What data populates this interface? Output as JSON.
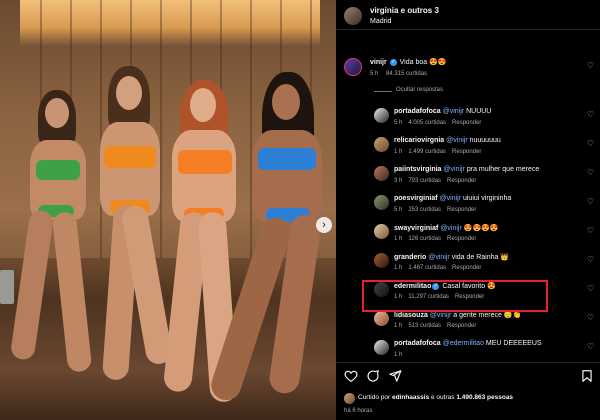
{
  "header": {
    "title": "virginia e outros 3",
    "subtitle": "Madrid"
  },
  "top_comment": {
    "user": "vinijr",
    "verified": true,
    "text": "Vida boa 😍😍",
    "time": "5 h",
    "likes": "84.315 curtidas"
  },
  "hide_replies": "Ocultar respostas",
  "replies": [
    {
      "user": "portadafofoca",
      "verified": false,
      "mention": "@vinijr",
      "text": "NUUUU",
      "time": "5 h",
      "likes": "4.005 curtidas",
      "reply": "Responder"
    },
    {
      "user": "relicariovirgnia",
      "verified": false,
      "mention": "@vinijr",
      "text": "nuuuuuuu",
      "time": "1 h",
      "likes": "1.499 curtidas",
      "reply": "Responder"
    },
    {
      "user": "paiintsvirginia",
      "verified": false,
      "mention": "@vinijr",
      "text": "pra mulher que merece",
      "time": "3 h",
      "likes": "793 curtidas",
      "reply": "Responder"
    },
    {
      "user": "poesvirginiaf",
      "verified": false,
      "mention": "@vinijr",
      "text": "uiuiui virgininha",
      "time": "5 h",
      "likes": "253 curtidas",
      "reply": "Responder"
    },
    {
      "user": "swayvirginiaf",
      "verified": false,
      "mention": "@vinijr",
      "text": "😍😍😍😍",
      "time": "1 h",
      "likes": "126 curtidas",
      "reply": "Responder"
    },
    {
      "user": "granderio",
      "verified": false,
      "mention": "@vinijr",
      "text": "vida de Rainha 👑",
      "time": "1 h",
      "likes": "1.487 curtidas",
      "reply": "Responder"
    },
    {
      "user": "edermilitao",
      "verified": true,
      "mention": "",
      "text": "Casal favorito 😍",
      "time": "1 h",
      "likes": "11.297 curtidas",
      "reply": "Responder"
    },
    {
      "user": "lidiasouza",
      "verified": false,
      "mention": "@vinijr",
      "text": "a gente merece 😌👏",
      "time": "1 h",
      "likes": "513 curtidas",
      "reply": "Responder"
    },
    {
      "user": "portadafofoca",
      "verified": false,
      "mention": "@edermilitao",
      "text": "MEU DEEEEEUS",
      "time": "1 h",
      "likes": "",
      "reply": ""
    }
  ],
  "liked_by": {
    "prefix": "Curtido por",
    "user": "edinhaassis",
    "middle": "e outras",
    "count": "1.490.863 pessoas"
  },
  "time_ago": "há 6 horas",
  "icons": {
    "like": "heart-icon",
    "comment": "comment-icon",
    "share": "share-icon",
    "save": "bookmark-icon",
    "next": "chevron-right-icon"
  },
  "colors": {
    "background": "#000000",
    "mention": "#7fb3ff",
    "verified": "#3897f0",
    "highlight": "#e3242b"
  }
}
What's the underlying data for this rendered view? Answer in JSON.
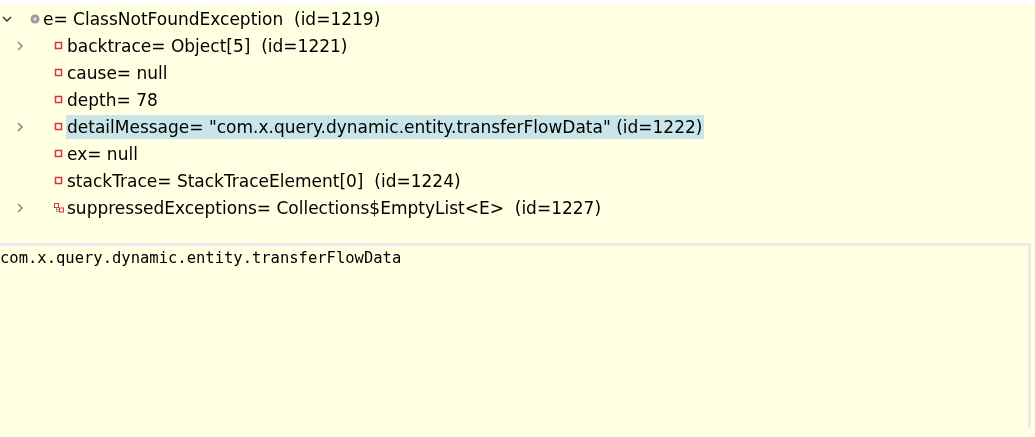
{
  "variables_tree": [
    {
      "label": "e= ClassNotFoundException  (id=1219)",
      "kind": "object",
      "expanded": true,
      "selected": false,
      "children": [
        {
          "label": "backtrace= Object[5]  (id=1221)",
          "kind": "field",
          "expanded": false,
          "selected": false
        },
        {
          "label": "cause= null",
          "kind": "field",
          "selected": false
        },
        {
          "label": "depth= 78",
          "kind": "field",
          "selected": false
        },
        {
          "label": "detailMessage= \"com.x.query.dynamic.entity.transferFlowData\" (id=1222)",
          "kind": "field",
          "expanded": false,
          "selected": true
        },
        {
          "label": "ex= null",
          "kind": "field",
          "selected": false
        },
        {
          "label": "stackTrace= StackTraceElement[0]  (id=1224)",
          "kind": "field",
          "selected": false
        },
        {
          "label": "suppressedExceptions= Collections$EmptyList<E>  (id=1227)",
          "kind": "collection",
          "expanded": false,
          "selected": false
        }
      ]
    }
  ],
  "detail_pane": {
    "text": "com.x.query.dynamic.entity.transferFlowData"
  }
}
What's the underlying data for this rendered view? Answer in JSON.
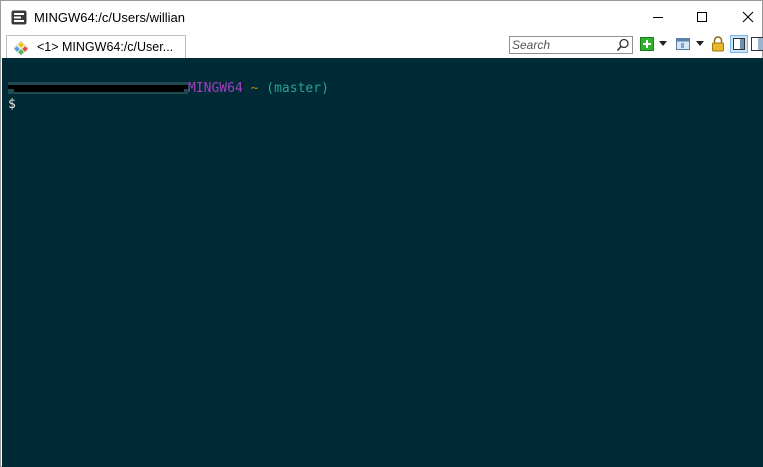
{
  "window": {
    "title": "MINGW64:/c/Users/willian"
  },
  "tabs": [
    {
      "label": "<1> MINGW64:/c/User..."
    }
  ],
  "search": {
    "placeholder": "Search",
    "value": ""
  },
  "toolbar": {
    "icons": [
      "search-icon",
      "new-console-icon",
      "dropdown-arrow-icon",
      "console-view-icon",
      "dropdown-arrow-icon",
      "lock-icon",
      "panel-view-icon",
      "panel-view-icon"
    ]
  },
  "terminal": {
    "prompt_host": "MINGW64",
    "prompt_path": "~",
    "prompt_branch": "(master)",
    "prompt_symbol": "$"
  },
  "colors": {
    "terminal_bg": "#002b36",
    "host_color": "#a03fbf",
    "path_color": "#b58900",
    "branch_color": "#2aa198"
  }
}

----------------

_Stated exercise_
Copy out all the data without changing anything, and drop the pictures.

_Solved exercise_
What data populates this interface? Output as JSON.
{
  "header": {
    "title": "virginia e outros 3",
    "subtitle": "Madrid"
  },
  "top_comment": {
    "user": "vinijr",
    "verified": true,
    "text": "Vida boa 😍😍",
    "time": "5 h",
    "likes": "84.315 curtidas"
  },
  "hide_replies": "Ocultar respostas",
  "replies": [
    {
      "user": "portadafofoca",
      "verified": false,
      "mention": "@vinijr",
      "text": "NUUUU",
      "time": "5 h",
      "likes": "4.005 curtidas",
      "reply": "Responder"
    },
    {
      "user": "relicariovirgnia",
      "verified": false,
      "mention": "@vinijr",
      "text": "nuuuuuuu",
      "time": "1 h",
      "likes": "1.499 curtidas",
      "reply": "Responder"
    },
    {
      "user": "paiintsvirginia",
      "verified": false,
      "mention": "@vinijr",
      "text": "pra mulher que merece",
      "time": "3 h",
      "likes": "793 curtidas",
      "reply": "Responder"
    },
    {
      "user": "poesvirginiaf",
      "verified": false,
      "mention": "@vinijr",
      "text": "uiuiui virgininha",
      "time": "5 h",
      "likes": "253 curtidas",
      "reply": "Responder"
    },
    {
      "user": "swayvirginiaf",
      "verified": false,
      "mention": "@vinijr",
      "text": "😍😍😍😍",
      "time": "1 h",
      "likes": "126 curtidas",
      "reply": "Responder"
    },
    {
      "user": "granderio",
      "verified": false,
      "mention": "@vinijr",
      "text": "vida de Rainha 👑",
      "time": "1 h",
      "likes": "1.487 curtidas",
      "reply": "Responder"
    },
    {
      "user": "edermilitao",
      "verified": true,
      "mention": "",
      "text": "Casal favorito 😍",
      "time": "1 h",
      "likes": "11.297 curtidas",
      "reply": "Responder"
    },
    {
      "user": "lidiasouza",
      "verified": false,
      "mention": "@vinijr",
      "text": "a gente merece 😌👏",
      "time": "1 h",
      "likes": "513 curtidas",
      "reply": "Responder"
    },
    {
      "user": "portadafofoca",
      "verified": false,
      "mention": "@edermilitao",
      "text": "MEU DEEEEEUS",
      "time": "1 h",
      "likes": "",
      "reply": ""
    }
  ],
  "liked_by": {
    "prefix": "Curtido por",
    "user": "edinhaassis",
    "middle": "e outras",
    "count": "1.490.863 pessoas"
  },
  "time_ago": "há 6 horas",
  "icons": {
    "like": "heart-icon",
    "comment": "comment-icon",
    "share": "share-icon",
    "save": "bookmark-icon",
    "next": "chevron-right-icon"
  },
  "colors": {
    "background": "#000000",
    "mention": "#7fb3ff",
    "verified": "#3897f0",
    "highlight": "#e3242b"
  }
}
What's the underlying data for this rendered view? Answer in JSON.
{
  "variables_tree": [
    {
      "label": "e= ClassNotFoundException  (id=1219)",
      "kind": "object",
      "expanded": true,
      "selected": false,
      "children": [
        {
          "label": "backtrace= Object[5]  (id=1221)",
          "kind": "field",
          "expanded": false,
          "selected": false
        },
        {
          "label": "cause= null",
          "kind": "field",
          "selected": false
        },
        {
          "label": "depth= 78",
          "kind": "field",
          "selected": false
        },
        {
          "label": "detailMessage= \"com.x.query.dynamic.entity.transferFlowData\" (id=1222)",
          "kind": "field",
          "expanded": false,
          "selected": true
        },
        {
          "label": "ex= null",
          "kind": "field",
          "selected": false
        },
        {
          "label": "stackTrace= StackTraceElement[0]  (id=1224)",
          "kind": "field",
          "selected": false
        },
        {
          "label": "suppressedExceptions= Collections$EmptyList<E>  (id=1227)",
          "kind": "collection",
          "expanded": false,
          "selected": false
        }
      ]
    }
  ],
  "detail_pane": {
    "text": "com.x.query.dynamic.entity.transferFlowData"
  }
}
What's the underlying data for this rendered view? Answer in JSON.
{
  "window": {
    "title": "MINGW64:/c/Users/willian"
  },
  "tabs": [
    {
      "label": "<1> MINGW64:/c/User..."
    }
  ],
  "search": {
    "placeholder": "Search",
    "value": ""
  },
  "toolbar": {
    "icons": [
      "search-icon",
      "new-console-icon",
      "dropdown-arrow-icon",
      "console-view-icon",
      "dropdown-arrow-icon",
      "lock-icon",
      "panel-view-icon",
      "panel-view-icon"
    ]
  },
  "terminal": {
    "prompt_host": "MINGW64",
    "prompt_path": "~",
    "prompt_branch": "(master)",
    "prompt_symbol": "$"
  },
  "colors": {
    "terminal_bg": "#002b36",
    "host_color": "#a03fbf",
    "path_color": "#b58900",
    "branch_color": "#2aa198"
  }
}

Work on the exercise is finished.